> [TASK STATEMENT]:
Search the material for the string "serbatoio", then return every line where it is found.

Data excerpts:

::::

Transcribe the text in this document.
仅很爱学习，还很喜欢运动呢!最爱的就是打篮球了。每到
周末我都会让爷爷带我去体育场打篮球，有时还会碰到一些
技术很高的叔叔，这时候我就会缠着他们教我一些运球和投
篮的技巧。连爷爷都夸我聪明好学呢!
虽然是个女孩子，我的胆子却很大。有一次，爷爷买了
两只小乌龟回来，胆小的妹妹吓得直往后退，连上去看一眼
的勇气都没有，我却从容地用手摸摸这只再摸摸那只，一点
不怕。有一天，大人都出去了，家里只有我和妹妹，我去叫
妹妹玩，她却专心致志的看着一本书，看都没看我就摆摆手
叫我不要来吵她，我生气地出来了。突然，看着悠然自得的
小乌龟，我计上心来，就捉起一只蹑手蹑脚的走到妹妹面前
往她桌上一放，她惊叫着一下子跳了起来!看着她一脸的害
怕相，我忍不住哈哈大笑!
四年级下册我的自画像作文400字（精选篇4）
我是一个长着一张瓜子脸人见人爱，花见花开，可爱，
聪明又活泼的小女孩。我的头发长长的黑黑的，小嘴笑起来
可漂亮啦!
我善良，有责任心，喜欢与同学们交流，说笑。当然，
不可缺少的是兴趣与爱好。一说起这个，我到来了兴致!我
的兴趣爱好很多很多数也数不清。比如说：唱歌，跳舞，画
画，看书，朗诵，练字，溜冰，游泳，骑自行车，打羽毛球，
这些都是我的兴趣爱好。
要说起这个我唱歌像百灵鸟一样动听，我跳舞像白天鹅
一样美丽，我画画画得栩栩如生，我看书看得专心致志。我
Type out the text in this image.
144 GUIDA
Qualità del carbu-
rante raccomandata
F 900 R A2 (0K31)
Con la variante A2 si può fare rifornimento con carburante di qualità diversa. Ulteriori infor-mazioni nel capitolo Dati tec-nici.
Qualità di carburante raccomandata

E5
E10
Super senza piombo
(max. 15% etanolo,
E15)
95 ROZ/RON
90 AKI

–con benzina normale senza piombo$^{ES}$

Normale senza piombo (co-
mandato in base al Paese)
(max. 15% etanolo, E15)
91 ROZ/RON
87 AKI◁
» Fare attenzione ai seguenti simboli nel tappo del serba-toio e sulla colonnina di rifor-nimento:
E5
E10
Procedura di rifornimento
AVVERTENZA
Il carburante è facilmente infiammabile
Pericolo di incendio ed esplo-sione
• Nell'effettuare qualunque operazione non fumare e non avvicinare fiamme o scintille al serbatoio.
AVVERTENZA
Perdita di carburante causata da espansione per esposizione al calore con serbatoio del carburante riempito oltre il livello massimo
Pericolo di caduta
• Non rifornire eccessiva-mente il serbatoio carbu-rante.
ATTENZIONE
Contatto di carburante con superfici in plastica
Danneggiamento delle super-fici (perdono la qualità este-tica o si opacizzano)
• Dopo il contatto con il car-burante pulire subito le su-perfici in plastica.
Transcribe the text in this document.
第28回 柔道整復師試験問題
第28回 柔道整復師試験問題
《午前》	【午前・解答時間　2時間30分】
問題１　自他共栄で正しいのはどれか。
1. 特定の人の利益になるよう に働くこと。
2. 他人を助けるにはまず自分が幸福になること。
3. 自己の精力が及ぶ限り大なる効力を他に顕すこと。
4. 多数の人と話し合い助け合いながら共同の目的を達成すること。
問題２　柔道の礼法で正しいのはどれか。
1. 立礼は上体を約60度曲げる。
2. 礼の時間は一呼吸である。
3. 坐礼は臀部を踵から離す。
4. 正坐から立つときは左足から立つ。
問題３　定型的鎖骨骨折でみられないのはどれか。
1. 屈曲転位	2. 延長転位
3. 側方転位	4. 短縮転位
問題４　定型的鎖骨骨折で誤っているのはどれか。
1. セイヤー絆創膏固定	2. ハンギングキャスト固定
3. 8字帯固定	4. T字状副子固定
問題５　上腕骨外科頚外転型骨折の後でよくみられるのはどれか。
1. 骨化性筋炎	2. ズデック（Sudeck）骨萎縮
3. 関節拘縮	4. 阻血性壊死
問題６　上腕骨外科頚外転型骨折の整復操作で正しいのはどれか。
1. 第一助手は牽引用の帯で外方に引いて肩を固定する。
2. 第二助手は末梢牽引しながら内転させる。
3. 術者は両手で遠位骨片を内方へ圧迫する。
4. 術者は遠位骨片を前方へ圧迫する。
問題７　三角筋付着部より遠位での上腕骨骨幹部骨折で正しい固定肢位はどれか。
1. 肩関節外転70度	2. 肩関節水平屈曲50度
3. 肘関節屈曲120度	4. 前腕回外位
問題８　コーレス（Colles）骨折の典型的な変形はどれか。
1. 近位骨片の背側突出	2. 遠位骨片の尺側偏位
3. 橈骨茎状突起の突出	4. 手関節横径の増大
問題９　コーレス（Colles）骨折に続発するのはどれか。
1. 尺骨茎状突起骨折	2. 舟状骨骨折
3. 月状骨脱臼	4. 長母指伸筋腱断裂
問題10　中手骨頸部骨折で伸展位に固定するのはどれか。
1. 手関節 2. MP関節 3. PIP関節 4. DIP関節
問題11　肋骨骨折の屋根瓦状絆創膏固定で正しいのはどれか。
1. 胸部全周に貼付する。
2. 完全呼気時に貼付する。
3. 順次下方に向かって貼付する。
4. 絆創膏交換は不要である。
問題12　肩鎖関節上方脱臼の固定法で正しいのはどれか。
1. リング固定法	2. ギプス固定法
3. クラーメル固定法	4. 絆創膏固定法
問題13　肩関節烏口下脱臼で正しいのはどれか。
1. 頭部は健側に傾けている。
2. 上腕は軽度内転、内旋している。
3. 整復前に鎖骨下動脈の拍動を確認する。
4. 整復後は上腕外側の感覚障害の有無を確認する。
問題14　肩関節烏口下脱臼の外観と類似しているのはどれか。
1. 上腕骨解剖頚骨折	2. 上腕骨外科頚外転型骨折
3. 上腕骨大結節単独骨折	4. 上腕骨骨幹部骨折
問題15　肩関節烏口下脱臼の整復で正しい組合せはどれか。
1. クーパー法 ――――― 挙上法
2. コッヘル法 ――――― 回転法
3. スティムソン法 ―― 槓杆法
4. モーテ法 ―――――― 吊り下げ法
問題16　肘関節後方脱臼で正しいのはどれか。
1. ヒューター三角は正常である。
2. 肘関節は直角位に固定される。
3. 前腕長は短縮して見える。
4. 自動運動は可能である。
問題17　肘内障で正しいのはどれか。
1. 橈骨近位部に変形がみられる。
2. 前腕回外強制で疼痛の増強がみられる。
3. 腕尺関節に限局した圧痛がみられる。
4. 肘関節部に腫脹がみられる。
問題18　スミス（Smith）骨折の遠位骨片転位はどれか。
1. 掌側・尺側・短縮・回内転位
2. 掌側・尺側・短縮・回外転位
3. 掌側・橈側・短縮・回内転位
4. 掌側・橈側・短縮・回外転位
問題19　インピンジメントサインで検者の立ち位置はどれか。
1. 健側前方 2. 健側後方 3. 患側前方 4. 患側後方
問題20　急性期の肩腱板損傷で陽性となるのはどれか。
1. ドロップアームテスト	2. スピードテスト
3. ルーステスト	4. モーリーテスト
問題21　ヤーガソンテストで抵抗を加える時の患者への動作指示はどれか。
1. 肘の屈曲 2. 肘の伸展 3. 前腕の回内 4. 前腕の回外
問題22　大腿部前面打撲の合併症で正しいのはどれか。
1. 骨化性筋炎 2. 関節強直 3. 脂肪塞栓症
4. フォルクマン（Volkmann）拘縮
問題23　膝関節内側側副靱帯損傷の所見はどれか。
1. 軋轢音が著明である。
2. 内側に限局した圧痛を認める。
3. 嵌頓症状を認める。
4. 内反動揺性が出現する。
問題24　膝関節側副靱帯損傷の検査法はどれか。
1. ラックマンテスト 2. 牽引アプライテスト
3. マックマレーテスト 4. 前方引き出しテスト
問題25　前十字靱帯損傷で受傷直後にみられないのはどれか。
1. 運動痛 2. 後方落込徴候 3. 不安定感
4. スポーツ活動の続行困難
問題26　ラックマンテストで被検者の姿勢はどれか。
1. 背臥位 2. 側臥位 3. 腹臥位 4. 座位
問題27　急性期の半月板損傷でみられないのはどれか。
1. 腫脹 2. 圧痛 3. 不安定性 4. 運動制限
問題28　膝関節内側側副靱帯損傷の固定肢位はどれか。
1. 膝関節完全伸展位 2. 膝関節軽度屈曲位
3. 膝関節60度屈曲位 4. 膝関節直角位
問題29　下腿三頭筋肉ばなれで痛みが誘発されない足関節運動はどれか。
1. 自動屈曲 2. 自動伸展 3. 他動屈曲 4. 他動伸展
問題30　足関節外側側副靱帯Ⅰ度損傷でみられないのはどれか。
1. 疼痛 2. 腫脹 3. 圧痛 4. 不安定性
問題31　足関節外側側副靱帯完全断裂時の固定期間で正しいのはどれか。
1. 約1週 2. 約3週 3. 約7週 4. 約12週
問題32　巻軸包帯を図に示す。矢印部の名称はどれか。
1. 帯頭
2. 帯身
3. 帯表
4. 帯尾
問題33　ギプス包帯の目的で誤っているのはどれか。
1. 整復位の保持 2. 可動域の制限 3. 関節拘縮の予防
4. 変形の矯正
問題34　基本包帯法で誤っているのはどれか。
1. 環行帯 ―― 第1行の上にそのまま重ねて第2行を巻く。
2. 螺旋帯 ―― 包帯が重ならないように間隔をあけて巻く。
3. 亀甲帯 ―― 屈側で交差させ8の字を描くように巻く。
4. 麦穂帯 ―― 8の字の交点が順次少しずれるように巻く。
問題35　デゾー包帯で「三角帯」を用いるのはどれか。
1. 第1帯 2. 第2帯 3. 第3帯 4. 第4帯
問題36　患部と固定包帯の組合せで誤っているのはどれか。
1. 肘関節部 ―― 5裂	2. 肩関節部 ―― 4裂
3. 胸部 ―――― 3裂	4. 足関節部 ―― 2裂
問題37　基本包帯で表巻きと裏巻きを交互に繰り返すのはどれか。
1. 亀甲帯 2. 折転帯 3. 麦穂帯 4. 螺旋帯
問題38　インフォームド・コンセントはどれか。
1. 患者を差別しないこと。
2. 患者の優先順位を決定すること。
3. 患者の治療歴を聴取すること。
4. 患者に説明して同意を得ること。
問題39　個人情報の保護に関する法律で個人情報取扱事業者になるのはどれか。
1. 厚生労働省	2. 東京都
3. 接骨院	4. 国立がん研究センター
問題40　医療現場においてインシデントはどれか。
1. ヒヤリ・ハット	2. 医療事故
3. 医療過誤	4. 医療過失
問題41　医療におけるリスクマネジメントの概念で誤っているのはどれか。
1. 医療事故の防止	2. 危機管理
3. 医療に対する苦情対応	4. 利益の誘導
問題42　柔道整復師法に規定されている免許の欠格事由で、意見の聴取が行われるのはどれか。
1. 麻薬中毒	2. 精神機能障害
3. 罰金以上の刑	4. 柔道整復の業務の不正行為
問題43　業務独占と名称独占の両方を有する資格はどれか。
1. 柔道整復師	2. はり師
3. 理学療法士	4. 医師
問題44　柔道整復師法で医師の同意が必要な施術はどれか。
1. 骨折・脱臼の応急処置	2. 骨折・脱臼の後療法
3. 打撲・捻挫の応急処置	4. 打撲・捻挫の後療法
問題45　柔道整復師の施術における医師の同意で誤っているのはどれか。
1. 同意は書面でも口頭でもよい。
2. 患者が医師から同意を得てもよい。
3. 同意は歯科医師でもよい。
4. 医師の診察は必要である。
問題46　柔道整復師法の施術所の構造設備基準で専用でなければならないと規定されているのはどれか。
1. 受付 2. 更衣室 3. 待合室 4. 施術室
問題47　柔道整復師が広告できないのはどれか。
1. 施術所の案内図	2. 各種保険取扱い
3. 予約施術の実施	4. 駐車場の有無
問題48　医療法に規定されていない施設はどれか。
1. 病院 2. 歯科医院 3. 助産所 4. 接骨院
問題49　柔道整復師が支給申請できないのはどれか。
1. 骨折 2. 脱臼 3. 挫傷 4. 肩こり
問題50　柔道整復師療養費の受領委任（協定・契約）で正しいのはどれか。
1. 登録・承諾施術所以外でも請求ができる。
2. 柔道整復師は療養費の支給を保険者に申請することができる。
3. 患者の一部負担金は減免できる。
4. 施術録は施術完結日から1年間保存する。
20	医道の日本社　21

::::

> [ANSWER]:
• Nell'effettuare qualunque operazione non fumare e non avvicinare fiamme o scintille al serbatoio.
Perdita di carburante causata da espansione per esposizione al calore con serbatoio del carburante riempito oltre il livello massimo
• Non rifornire eccessiva-mente il serbatoio carbu-rante.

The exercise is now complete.